Go through the records and copy each line where the word "TradingView" occurs.

# DATA RECORDS
▼▼▼

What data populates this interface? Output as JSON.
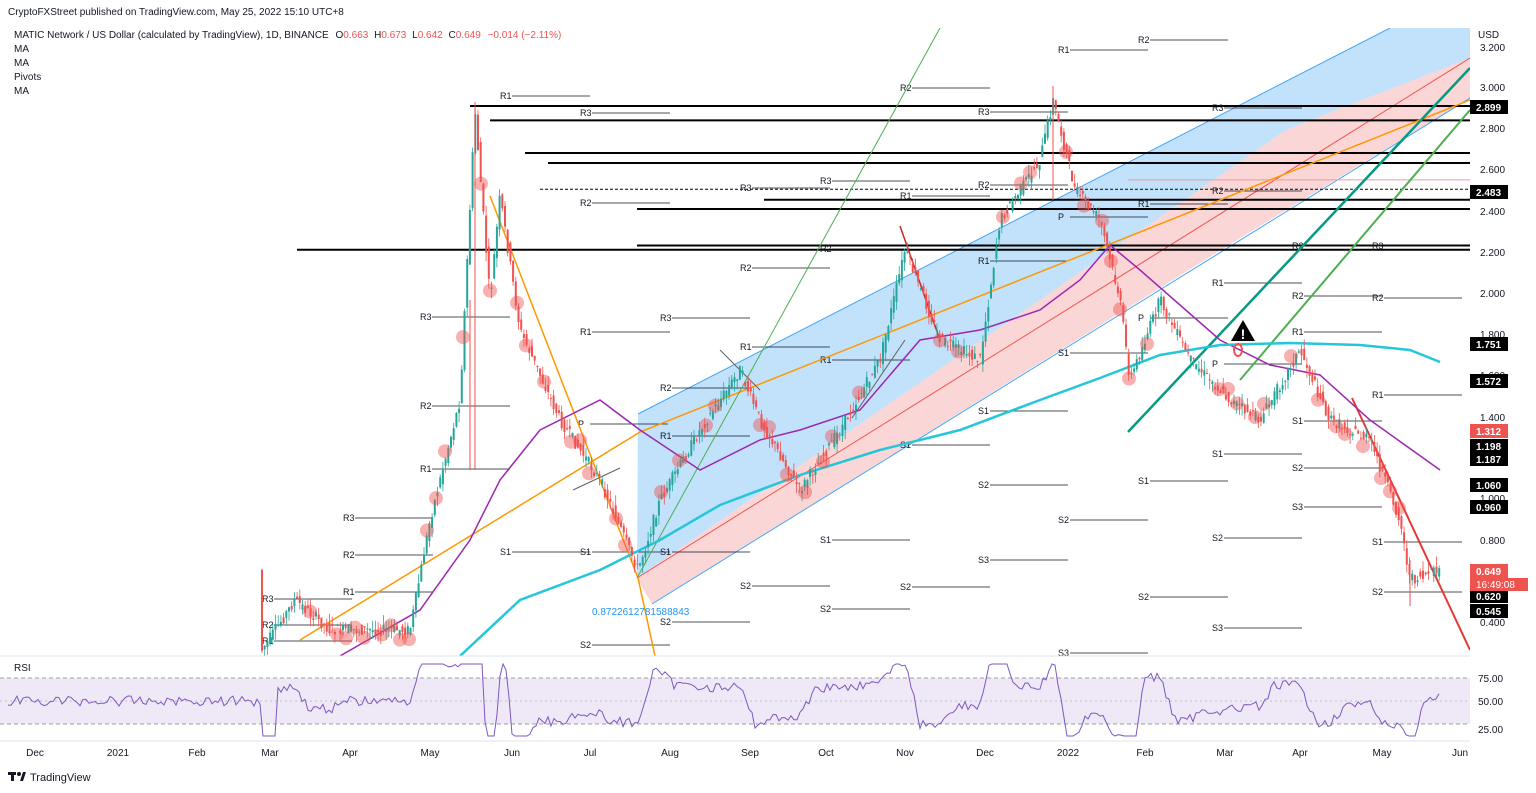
{
  "header": {
    "published": "CryptoFXStreet published on TradingView.com, May 25, 2022 15:10 UTC+8",
    "symbol": "MATIC Network / US Dollar (calculated by TradingView), 1D, BINANCE",
    "ohlc": {
      "o_label": "O",
      "o": "0.663",
      "h_label": "H",
      "h": "0.673",
      "l_label": "L",
      "l": "0.642",
      "c_label": "C",
      "c": "0.649",
      "change": "−0.014 (−2.11%)"
    },
    "indicators": [
      "MA",
      "MA",
      "Pivots",
      "MA"
    ],
    "currency": "USD"
  },
  "footer": {
    "brand": "TradingView"
  },
  "colors": {
    "up": "#26a69a",
    "down": "#ef5350",
    "blue_channel": "#90caf9",
    "red_channel": "#f8bbbb",
    "orange": "#ff9800",
    "purple": "#9c27b0",
    "cyan": "#26c6da",
    "green": "#4caf50",
    "teal": "#089981",
    "red_line": "#e53935"
  },
  "chart_data": {
    "type": "candlestick",
    "yscale": "log",
    "ylim": [
      0.27,
      3.3
    ],
    "x_tick_labels": [
      "Dec",
      "2021",
      "Feb",
      "Mar",
      "Apr",
      "May",
      "Jun",
      "Jul",
      "Aug",
      "Sep",
      "Oct",
      "Nov",
      "Dec",
      "2022",
      "Feb",
      "Mar",
      "Apr",
      "May",
      "Jun"
    ],
    "y_tick_labels": [
      "3.200",
      "3.000",
      "2.800",
      "2.600",
      "2.400",
      "2.200",
      "2.000",
      "1.800",
      "1.600",
      "1.400",
      "1.000",
      "0.800",
      "0.400"
    ],
    "price_tags": [
      {
        "label": "2.899",
        "value": 2.899,
        "style": "black"
      },
      {
        "label": "2.483",
        "value": 2.483,
        "style": "black"
      },
      {
        "label": "1.751",
        "value": 1.751,
        "style": "black"
      },
      {
        "label": "1.572",
        "value": 1.572,
        "style": "black"
      },
      {
        "label": "1.312",
        "value": 1.312,
        "style": "red"
      },
      {
        "label": "1.198",
        "value": 1.198,
        "style": "black"
      },
      {
        "label": "1.187",
        "value": 1.187,
        "style": "black"
      },
      {
        "label": "1.060",
        "value": 1.06,
        "style": "black"
      },
      {
        "label": "0.960",
        "value": 0.96,
        "style": "black"
      },
      {
        "label": "0.649",
        "value": 0.649,
        "style": "red"
      },
      {
        "label": "0.620",
        "value": 0.62,
        "style": "black"
      },
      {
        "label": "0.545",
        "value": 0.545,
        "style": "black"
      }
    ],
    "countdown": "16:49:08",
    "fib_annotation": "0.8722612781588843",
    "pivot_labels": [
      [
        "R1",
        500,
        96
      ],
      [
        "R3",
        580,
        113
      ],
      [
        "R2",
        580,
        203
      ],
      [
        "R1",
        580,
        332
      ],
      [
        "R3",
        420,
        317
      ],
      [
        "R2",
        420,
        406
      ],
      [
        "R1",
        420,
        469
      ],
      [
        "R3",
        343,
        518
      ],
      [
        "R2",
        343,
        555
      ],
      [
        "R1",
        343,
        592
      ],
      [
        "R3",
        262,
        599
      ],
      [
        "R2",
        262,
        625
      ],
      [
        "R1",
        262,
        641
      ],
      [
        "S1",
        500,
        552
      ],
      [
        "S1",
        580,
        552
      ],
      [
        "P",
        578,
        424
      ],
      [
        "S1",
        660,
        552
      ],
      [
        "R3",
        660,
        318
      ],
      [
        "R2",
        660,
        388
      ],
      [
        "R1",
        660,
        436
      ],
      [
        "S2",
        740,
        586
      ],
      [
        "S2",
        660,
        622
      ],
      [
        "S2",
        580,
        645
      ],
      [
        "R2",
        740,
        268
      ],
      [
        "R3",
        740,
        188
      ],
      [
        "R1",
        740,
        347
      ],
      [
        "R2",
        820,
        249
      ],
      [
        "R3",
        820,
        181
      ],
      [
        "R1",
        820,
        360
      ],
      [
        "S1",
        820,
        540
      ],
      [
        "S2",
        820,
        609
      ],
      [
        "R2",
        900,
        88
      ],
      [
        "R1",
        900,
        196
      ],
      [
        "S1",
        900,
        445
      ],
      [
        "R3",
        978,
        112
      ],
      [
        "R2",
        978,
        185
      ],
      [
        "R1",
        978,
        261
      ],
      [
        "S1",
        978,
        411
      ],
      [
        "S2",
        978,
        485
      ],
      [
        "S3",
        978,
        560
      ],
      [
        "S2",
        900,
        587
      ],
      [
        "R1",
        1058,
        50
      ],
      [
        "R2",
        1138,
        40
      ],
      [
        "P",
        1058,
        217
      ],
      [
        "S1",
        1058,
        353
      ],
      [
        "S2",
        1058,
        520
      ],
      [
        "S3",
        1058,
        653
      ],
      [
        "R1",
        1138,
        204
      ],
      [
        "S1",
        1138,
        481
      ],
      [
        "S2",
        1138,
        597
      ],
      [
        "R3",
        1212,
        108
      ],
      [
        "R2",
        1212,
        191
      ],
      [
        "R1",
        1212,
        283
      ],
      [
        "P",
        1138,
        318
      ],
      [
        "P",
        1212,
        364
      ],
      [
        "S1",
        1212,
        454
      ],
      [
        "S2",
        1212,
        538
      ],
      [
        "S3",
        1212,
        628
      ],
      [
        "R3",
        1292,
        246
      ],
      [
        "R2",
        1292,
        296
      ],
      [
        "R1",
        1292,
        332
      ],
      [
        "S1",
        1292,
        421
      ],
      [
        "S2",
        1292,
        468
      ],
      [
        "S3",
        1292,
        507
      ],
      [
        "R3",
        1372,
        246
      ],
      [
        "R2",
        1372,
        298
      ],
      [
        "R1",
        1372,
        395
      ],
      [
        "S1",
        1372,
        542
      ],
      [
        "S2",
        1372,
        592
      ]
    ],
    "rsi": {
      "label": "RSI",
      "levels": [
        "75.00",
        "50.00",
        "25.00"
      ],
      "overbought": 70,
      "oversold": 30
    }
  }
}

▲▲▲

# RESULT BELOW
    "published": "CryptoFXStreet published on TradingView.com, May 25, 2022 15:10 UTC+8",
    "symbol": "MATIC Network / US Dollar (calculated by TradingView), 1D, BINANCE",
    "brand": "TradingView"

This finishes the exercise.